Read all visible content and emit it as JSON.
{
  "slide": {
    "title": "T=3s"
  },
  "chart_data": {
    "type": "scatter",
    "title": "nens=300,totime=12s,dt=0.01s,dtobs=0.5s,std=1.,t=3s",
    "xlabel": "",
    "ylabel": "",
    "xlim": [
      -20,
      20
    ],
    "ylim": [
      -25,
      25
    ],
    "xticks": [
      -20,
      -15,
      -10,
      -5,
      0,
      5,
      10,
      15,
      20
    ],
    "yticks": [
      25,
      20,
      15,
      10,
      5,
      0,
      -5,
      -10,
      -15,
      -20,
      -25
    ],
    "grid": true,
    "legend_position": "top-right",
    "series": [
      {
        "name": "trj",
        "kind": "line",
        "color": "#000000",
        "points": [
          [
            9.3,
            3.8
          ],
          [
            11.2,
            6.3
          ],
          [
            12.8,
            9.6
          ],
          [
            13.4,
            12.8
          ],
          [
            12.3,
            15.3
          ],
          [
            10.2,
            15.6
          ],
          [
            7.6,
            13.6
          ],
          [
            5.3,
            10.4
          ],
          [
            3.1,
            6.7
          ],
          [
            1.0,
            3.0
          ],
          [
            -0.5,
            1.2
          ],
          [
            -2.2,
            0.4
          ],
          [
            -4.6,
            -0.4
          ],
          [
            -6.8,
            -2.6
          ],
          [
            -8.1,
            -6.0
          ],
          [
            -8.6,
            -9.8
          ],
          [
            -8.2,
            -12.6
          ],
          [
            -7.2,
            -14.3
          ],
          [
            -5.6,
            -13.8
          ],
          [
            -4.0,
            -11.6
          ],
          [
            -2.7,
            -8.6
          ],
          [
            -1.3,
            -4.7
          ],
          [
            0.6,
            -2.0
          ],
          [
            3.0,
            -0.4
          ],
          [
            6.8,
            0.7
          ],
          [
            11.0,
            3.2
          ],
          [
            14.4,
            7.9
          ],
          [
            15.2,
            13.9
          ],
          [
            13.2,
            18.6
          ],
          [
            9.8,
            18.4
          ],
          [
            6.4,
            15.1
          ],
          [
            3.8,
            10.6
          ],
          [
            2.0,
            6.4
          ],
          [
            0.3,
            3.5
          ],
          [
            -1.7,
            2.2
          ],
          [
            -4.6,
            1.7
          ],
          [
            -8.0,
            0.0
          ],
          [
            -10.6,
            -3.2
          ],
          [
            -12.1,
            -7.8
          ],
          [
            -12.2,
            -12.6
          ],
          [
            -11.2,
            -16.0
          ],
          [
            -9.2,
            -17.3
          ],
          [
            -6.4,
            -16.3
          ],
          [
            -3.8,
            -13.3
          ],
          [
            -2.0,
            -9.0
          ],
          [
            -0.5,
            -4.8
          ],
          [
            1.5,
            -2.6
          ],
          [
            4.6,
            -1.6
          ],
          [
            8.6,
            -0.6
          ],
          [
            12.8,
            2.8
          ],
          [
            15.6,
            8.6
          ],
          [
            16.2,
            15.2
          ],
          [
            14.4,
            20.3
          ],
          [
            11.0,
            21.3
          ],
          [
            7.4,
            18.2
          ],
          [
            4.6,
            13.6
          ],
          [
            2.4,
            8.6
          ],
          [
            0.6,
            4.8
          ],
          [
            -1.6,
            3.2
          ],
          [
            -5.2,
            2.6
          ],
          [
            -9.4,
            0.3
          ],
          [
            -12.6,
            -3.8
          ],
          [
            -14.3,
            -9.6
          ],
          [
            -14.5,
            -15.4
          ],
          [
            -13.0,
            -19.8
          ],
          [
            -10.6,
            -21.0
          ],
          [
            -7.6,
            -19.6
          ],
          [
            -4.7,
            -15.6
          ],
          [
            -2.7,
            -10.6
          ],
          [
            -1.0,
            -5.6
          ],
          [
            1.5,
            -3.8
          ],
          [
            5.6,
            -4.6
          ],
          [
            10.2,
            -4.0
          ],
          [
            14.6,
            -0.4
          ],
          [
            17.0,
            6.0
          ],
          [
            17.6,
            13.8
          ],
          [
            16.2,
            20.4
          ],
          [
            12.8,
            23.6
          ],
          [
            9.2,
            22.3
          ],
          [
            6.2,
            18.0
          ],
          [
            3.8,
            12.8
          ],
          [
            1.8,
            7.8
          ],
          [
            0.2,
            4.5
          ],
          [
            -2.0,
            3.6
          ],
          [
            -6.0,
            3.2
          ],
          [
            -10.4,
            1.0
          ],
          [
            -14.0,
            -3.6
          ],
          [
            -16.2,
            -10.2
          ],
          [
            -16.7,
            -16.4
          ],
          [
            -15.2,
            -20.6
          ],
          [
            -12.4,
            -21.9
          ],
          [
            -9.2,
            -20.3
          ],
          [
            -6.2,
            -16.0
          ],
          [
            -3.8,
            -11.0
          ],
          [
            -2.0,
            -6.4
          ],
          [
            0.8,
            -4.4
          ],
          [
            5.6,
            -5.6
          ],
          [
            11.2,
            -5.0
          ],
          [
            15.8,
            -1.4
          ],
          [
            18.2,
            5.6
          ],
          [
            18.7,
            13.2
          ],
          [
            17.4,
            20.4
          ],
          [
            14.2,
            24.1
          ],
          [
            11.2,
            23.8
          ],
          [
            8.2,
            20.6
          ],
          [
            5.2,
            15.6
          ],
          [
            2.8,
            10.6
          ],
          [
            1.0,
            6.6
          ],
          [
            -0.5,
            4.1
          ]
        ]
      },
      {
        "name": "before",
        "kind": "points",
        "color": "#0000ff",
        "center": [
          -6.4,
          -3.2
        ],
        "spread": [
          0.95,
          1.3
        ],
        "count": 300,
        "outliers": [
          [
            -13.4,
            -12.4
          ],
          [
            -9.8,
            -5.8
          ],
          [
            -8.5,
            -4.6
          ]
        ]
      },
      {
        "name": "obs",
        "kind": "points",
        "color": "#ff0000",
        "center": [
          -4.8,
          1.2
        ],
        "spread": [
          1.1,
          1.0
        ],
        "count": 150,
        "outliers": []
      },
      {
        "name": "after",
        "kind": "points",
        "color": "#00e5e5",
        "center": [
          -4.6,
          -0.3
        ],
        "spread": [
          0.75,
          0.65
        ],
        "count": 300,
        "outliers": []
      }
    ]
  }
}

......

● **Written request**
In the records above, how many lines include the string "title"? Answer with only the number.

● **Task answer**
2